##### Provided records #####

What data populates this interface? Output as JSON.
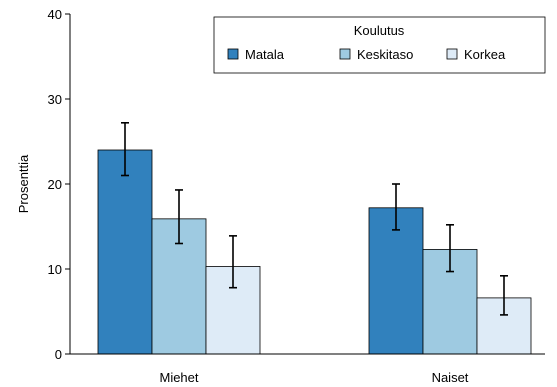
{
  "chart_data": {
    "type": "bar",
    "title": "",
    "xlabel": "",
    "ylabel": "Prosenttia",
    "ylim": [
      0,
      40
    ],
    "yticks": [
      0,
      10,
      20,
      30,
      40
    ],
    "grid": false,
    "categories": [
      "Miehet",
      "Naiset"
    ],
    "legend": {
      "title": "Koulutus",
      "placement": "top-right"
    },
    "series": [
      {
        "name": "Matala",
        "color": "#3181bd",
        "values": [
          24.0,
          17.2
        ],
        "error_low": [
          21.0,
          14.6
        ],
        "error_high": [
          27.2,
          20.0
        ]
      },
      {
        "name": "Keskitaso",
        "color": "#9ecae1",
        "values": [
          15.9,
          12.3
        ],
        "error_low": [
          13.0,
          9.7
        ],
        "error_high": [
          19.3,
          15.2
        ]
      },
      {
        "name": "Korkea",
        "color": "#deebf7",
        "values": [
          10.3,
          6.6
        ],
        "error_low": [
          7.8,
          4.6
        ],
        "error_high": [
          13.9,
          9.2
        ]
      }
    ]
  }
}
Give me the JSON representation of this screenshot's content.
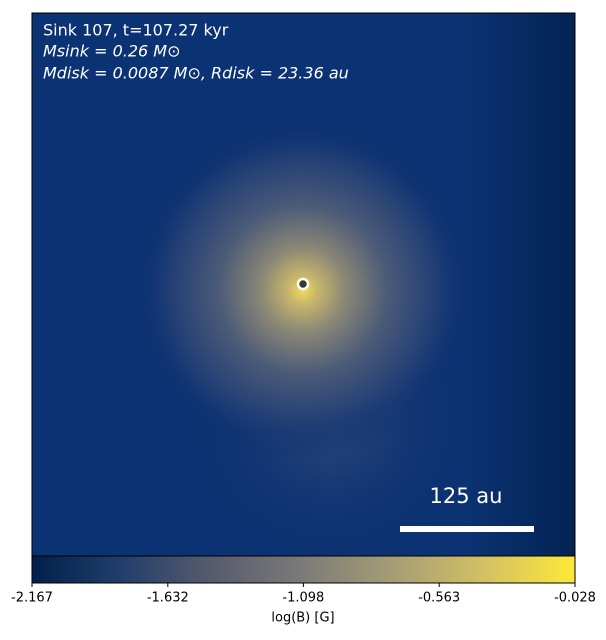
{
  "chart_data": {
    "type": "image",
    "annotations": [
      "Sink 107, t=107.27 kyr",
      "Msink = 0.26 M⊙",
      "Mdisk = 0.0087 M⊙, Rdisk = 23.36 au"
    ],
    "scale_bar_label": "125 au",
    "colorbar_label": "log(B) [G]",
    "colormap": [
      "#00204c",
      "#233e6c",
      "#575c6d",
      "#7c7b78",
      "#a69d75",
      "#d3c164",
      "#fee838"
    ],
    "clim": [
      -2.167,
      -0.028
    ],
    "cticks": [
      -2.167,
      -1.632,
      -1.098,
      -0.563,
      -0.028
    ]
  }
}
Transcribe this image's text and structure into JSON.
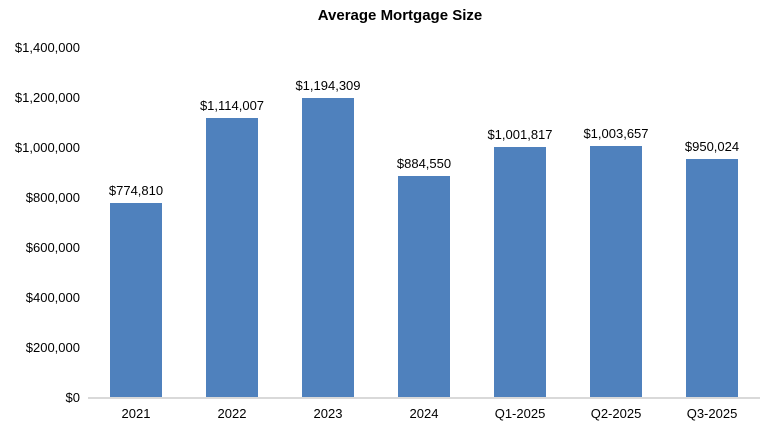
{
  "chart_data": {
    "type": "bar",
    "title": "Average Mortgage Size",
    "categories": [
      "2021",
      "2022",
      "2023",
      "2024",
      "Q1-2025",
      "Q2-2025",
      "Q3-2025"
    ],
    "values": [
      774810,
      1114007,
      1194309,
      884550,
      1001817,
      1003657,
      950024
    ],
    "data_labels": [
      "$774,810",
      "$1,114,007",
      "$1,194,309",
      "$884,550",
      "$1,001,817",
      "$1,003,657",
      "$950,024"
    ],
    "xlabel": "",
    "ylabel": "",
    "ylim": [
      0,
      1400000
    ],
    "y_tick_step": 200000,
    "y_tick_labels": [
      "$0",
      "$200,000",
      "$400,000",
      "$600,000",
      "$800,000",
      "$1,000,000",
      "$1,200,000",
      "$1,400,000"
    ],
    "grid": false,
    "legend_position": "none",
    "bar_color": "#4F81BD",
    "axis_line_color": "#D9D9D9",
    "text_color": "#000000",
    "background_color": "#FFFFFF"
  }
}
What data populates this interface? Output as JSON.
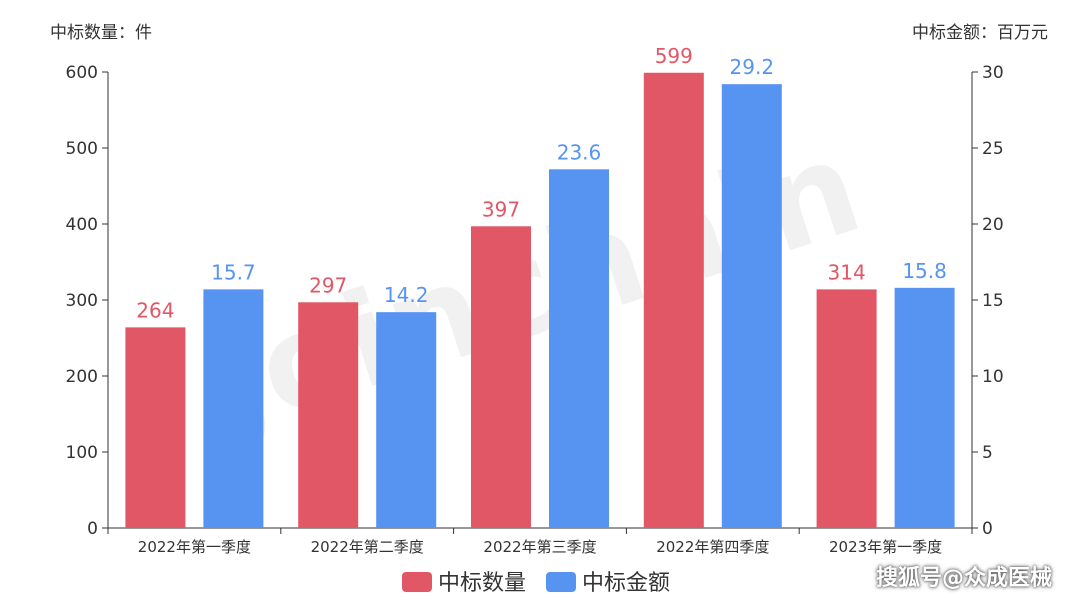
{
  "chart_data": {
    "type": "bar",
    "categories": [
      "2022年第一季度",
      "2022年第二季度",
      "2022年第三季度",
      "2022年第四季度",
      "2023年第一季度"
    ],
    "series": [
      {
        "name": "中标数量",
        "axis": "left",
        "color": "#e15766",
        "values": [
          264,
          297,
          397,
          599,
          314
        ]
      },
      {
        "name": "中标金额",
        "axis": "right",
        "color": "#5794f2",
        "values": [
          15.7,
          14.2,
          23.6,
          29.2,
          15.8
        ]
      }
    ],
    "ylabel_left": "中标数量：件",
    "ylabel_right": "中标金额：百万元",
    "ylim_left": [
      0,
      600
    ],
    "ylim_right": [
      0,
      30
    ],
    "yticks_left": [
      "0",
      "100",
      "200",
      "300",
      "400",
      "500",
      "600"
    ],
    "yticks_right": [
      "0",
      "5",
      "10",
      "15",
      "20",
      "25",
      "30"
    ],
    "data_labels_left": [
      "264",
      "297",
      "397",
      "599",
      "314"
    ],
    "data_labels_right": [
      "15.7",
      "14.2",
      "23.6",
      "29.2",
      "15.8"
    ],
    "legend_position": "bottom-center",
    "grid": false
  },
  "watermark": "Joinchain",
  "credit": "搜狐号@众成医械"
}
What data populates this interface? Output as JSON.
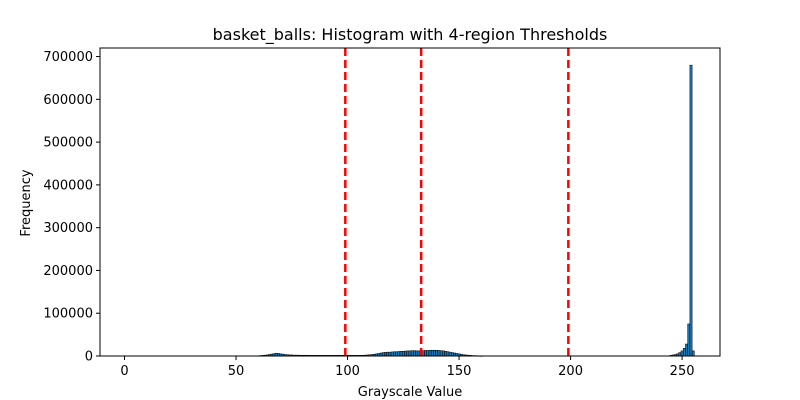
{
  "chart_data": {
    "type": "bar",
    "title": "basket_balls: Histogram with 4-region Thresholds",
    "xlabel": "Grayscale Value",
    "ylabel": "Frequency",
    "xlim": [
      -11,
      267
    ],
    "ylim": [
      0,
      720000
    ],
    "xticks": [
      0,
      50,
      100,
      150,
      200,
      250
    ],
    "yticks": [
      0,
      100000,
      200000,
      300000,
      400000,
      500000,
      600000,
      700000
    ],
    "grid": false,
    "bar_color": "#1f77b4",
    "bar_edge_color": "#000000",
    "thresholds": [
      99,
      133,
      199
    ],
    "threshold_color": "#ff0000",
    "series": [
      {
        "bins": [
          60,
          61,
          62,
          63,
          64,
          65,
          66,
          67,
          68,
          69,
          70,
          71,
          72,
          73,
          74,
          75,
          76,
          77,
          78,
          79,
          80,
          81,
          82,
          83,
          84,
          85,
          86,
          87,
          88,
          89,
          90,
          91,
          92,
          93,
          94,
          95,
          96,
          97,
          98,
          99,
          100,
          101,
          102,
          103,
          104,
          105,
          106,
          107,
          108,
          109,
          110,
          111,
          112,
          113,
          114,
          115,
          116,
          117,
          118,
          119,
          120,
          121,
          122,
          123,
          124,
          125,
          126,
          127,
          128,
          129,
          130,
          131,
          132,
          133,
          134,
          135,
          136,
          137,
          138,
          139,
          140,
          141,
          142,
          143,
          144,
          145,
          146,
          147,
          148,
          149,
          150,
          151,
          152,
          153,
          154,
          155,
          156,
          157,
          158,
          159,
          160,
          245,
          246,
          247,
          248,
          249,
          250,
          251,
          252,
          253,
          254,
          255
        ],
        "values": [
          500,
          1000,
          1500,
          2000,
          2500,
          3500,
          4500,
          5500,
          6500,
          6000,
          5000,
          4500,
          3500,
          3000,
          2500,
          2500,
          2000,
          2000,
          2000,
          1800,
          1800,
          1800,
          1800,
          1600,
          1600,
          1600,
          1600,
          1600,
          1600,
          1600,
          1600,
          1600,
          1600,
          1600,
          1600,
          1600,
          1600,
          1600,
          1600,
          1600,
          1600,
          1600,
          1600,
          1600,
          1600,
          1600,
          1600,
          1800,
          2000,
          2500,
          3000,
          3500,
          4000,
          5000,
          6000,
          7000,
          8000,
          8500,
          9000,
          9000,
          9500,
          10000,
          10000,
          10500,
          11000,
          11000,
          11500,
          12000,
          12000,
          12500,
          12500,
          12000,
          12000,
          12500,
          12500,
          13000,
          13000,
          13500,
          13500,
          13500,
          13500,
          13000,
          12500,
          12000,
          11000,
          10000,
          9000,
          8000,
          7000,
          6000,
          5000,
          4000,
          3000,
          2500,
          2000,
          1500,
          1000,
          1000,
          800,
          500,
          300,
          1500,
          2500,
          3500,
          5000,
          8000,
          12000,
          18000,
          28000,
          75000,
          680000,
          12000
        ]
      }
    ]
  }
}
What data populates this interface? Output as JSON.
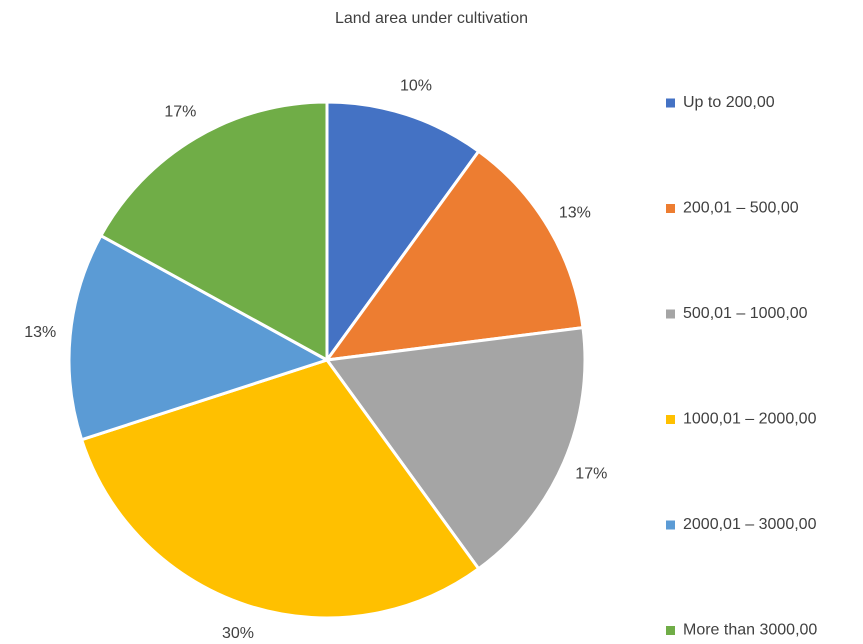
{
  "chart_data": {
    "type": "pie",
    "title": "Land area under cultivation",
    "categories": [
      "Up to 200,00",
      "200,01 – 500,00",
      "500,01 – 1000,00",
      "1000,01 – 2000,00",
      "2000,01 – 3000,00",
      "More than 3000,00"
    ],
    "values": [
      10,
      13,
      17,
      30,
      13,
      17
    ],
    "data_labels": [
      "10%",
      "13%",
      "17%",
      "30%",
      "13%",
      "17%"
    ],
    "colors": [
      "#4472C4",
      "#ED7D31",
      "#A5A5A5",
      "#FFC000",
      "#5B9BD5",
      "#70AD47"
    ],
    "legend_position": "right",
    "start_angle": "12 o'clock, clockwise"
  }
}
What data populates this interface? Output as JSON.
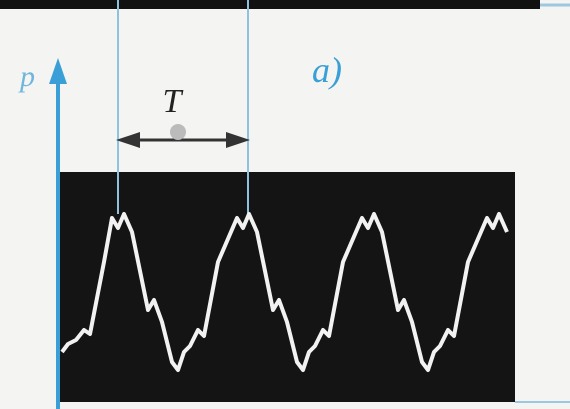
{
  "labels": {
    "axis": "p",
    "period": "T",
    "panel": "a)"
  }
}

#####

Look through the data above. Copy every line with the string "title" in it.

Task solution:
    "title": "",
      "title": "Koulutus",
    "title": "Average Mortgage Size",
    "title": "basket_balls: Histogram with 4-region Thresholds",
    "title": "Land area under cultivation",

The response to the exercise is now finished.